Data to use:

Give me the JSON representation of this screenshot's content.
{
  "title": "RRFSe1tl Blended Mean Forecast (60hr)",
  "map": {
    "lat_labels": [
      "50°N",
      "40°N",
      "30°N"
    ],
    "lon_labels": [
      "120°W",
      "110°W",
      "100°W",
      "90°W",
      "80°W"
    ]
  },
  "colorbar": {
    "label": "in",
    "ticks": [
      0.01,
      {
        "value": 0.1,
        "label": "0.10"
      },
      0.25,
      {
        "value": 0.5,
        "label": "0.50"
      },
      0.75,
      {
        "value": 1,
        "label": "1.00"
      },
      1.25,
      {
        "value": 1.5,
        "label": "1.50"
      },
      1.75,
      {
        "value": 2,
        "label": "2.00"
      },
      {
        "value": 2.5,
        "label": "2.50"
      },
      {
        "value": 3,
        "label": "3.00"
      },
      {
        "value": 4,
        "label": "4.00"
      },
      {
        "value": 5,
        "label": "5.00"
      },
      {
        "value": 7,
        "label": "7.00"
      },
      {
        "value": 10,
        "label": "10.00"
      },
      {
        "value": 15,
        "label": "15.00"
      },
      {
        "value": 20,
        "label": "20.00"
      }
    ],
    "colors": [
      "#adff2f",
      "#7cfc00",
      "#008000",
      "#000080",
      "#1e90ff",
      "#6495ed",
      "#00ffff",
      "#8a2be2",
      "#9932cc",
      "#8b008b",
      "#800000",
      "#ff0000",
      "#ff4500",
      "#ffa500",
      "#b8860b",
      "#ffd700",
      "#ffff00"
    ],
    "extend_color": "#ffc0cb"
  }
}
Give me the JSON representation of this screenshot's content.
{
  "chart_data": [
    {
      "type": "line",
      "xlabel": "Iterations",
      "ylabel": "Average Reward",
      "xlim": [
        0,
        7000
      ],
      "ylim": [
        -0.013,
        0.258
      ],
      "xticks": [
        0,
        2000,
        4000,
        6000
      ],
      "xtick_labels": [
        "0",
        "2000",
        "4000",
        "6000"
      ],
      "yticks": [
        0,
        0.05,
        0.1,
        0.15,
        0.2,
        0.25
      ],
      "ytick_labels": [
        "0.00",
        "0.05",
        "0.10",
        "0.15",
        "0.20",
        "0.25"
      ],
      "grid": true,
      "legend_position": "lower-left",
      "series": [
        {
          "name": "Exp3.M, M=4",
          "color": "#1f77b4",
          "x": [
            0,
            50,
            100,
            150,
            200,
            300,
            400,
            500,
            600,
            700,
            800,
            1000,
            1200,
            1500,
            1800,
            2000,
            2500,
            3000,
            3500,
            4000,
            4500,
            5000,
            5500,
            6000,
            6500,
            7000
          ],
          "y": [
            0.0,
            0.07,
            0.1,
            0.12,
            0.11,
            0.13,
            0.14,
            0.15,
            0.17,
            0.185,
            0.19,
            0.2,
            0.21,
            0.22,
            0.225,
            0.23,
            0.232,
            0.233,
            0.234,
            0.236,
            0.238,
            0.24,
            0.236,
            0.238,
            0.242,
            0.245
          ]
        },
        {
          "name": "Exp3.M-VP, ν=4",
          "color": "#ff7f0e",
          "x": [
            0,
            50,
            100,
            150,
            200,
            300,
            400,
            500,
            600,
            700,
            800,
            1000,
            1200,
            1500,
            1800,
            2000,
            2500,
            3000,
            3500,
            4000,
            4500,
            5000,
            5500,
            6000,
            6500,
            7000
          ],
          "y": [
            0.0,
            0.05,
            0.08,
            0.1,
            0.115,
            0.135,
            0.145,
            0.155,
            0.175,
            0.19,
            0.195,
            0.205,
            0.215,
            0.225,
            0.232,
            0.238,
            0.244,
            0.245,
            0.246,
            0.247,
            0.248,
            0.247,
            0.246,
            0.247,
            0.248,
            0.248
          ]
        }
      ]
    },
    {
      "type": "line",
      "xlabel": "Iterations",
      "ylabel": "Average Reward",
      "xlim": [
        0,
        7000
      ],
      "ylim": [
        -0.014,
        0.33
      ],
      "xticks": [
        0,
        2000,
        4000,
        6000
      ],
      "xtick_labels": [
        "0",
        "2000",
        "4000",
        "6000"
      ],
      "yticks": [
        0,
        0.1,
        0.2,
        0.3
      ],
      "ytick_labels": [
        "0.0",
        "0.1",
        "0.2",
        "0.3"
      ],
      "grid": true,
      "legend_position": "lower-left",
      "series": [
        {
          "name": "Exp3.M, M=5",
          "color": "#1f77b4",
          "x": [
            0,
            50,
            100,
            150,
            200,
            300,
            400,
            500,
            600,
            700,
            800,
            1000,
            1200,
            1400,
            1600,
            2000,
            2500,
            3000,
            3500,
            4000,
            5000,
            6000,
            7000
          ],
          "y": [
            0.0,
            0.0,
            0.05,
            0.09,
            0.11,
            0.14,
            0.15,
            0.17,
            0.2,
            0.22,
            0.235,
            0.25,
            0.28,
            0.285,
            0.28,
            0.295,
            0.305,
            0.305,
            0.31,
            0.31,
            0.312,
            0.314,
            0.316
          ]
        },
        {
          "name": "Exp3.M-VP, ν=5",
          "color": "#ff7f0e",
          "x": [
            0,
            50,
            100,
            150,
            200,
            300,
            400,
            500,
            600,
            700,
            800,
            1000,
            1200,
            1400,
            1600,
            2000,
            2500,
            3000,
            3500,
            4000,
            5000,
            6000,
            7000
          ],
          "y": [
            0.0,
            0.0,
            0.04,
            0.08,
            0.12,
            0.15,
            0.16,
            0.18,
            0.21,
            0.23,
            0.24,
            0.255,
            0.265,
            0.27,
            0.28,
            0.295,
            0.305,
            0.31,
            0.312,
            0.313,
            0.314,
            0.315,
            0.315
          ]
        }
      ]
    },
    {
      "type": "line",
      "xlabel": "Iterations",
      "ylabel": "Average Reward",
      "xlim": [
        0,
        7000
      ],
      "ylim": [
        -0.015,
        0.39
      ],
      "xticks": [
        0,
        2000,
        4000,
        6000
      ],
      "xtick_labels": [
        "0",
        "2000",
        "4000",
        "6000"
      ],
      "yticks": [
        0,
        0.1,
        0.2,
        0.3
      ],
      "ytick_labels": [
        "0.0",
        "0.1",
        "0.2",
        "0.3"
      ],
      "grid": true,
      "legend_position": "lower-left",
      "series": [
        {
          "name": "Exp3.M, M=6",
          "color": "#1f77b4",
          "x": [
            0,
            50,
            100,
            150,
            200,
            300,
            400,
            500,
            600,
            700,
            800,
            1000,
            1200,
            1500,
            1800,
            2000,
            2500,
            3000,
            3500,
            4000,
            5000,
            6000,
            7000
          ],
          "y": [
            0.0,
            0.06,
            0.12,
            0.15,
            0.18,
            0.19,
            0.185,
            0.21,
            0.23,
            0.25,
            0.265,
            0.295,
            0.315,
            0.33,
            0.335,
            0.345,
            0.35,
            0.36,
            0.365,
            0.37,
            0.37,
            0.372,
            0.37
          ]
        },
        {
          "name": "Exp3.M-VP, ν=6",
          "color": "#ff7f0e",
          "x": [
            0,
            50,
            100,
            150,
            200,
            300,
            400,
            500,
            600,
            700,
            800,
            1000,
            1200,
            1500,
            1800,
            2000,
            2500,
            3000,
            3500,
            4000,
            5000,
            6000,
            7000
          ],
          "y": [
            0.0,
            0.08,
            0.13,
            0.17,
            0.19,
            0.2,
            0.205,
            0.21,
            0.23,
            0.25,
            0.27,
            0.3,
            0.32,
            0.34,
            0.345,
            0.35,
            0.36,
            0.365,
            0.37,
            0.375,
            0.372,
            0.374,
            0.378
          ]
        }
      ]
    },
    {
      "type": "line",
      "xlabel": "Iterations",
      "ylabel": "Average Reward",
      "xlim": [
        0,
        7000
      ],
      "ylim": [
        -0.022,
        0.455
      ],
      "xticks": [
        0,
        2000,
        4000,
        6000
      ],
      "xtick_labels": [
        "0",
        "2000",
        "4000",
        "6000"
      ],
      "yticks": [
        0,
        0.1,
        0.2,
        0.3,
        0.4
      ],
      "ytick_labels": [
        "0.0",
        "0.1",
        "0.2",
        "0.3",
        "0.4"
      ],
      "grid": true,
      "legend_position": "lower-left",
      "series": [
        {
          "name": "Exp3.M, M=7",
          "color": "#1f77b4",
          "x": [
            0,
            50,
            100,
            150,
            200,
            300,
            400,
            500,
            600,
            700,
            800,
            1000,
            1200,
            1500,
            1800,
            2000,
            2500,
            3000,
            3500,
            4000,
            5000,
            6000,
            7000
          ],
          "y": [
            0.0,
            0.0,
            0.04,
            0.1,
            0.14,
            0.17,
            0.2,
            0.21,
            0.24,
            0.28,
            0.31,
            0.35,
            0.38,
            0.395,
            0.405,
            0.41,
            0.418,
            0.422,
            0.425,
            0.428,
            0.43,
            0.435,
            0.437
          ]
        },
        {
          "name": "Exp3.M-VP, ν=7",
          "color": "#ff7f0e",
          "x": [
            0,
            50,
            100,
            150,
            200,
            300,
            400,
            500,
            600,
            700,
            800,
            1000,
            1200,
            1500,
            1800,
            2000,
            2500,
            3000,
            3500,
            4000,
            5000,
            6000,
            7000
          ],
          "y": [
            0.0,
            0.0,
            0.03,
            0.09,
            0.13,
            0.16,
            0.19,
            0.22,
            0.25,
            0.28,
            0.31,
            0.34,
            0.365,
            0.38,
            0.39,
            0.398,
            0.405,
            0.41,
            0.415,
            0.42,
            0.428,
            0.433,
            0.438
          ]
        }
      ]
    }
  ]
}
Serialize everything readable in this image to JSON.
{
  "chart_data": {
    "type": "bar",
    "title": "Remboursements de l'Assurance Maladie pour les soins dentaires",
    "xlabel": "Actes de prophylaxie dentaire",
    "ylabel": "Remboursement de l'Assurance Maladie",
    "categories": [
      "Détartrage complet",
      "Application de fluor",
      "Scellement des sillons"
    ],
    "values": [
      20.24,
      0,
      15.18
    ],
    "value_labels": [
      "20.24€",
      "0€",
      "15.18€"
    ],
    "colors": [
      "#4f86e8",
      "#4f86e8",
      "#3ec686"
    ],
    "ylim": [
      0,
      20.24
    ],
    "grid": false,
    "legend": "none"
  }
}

Aim of the task: Pick out the lines above containing the word "Maladie", then copy them.

Result of the task:
    "title": "Remboursements de l'Assurance Maladie pour les soins dentaires",
    "ylabel": "Remboursement de l'Assurance Maladie",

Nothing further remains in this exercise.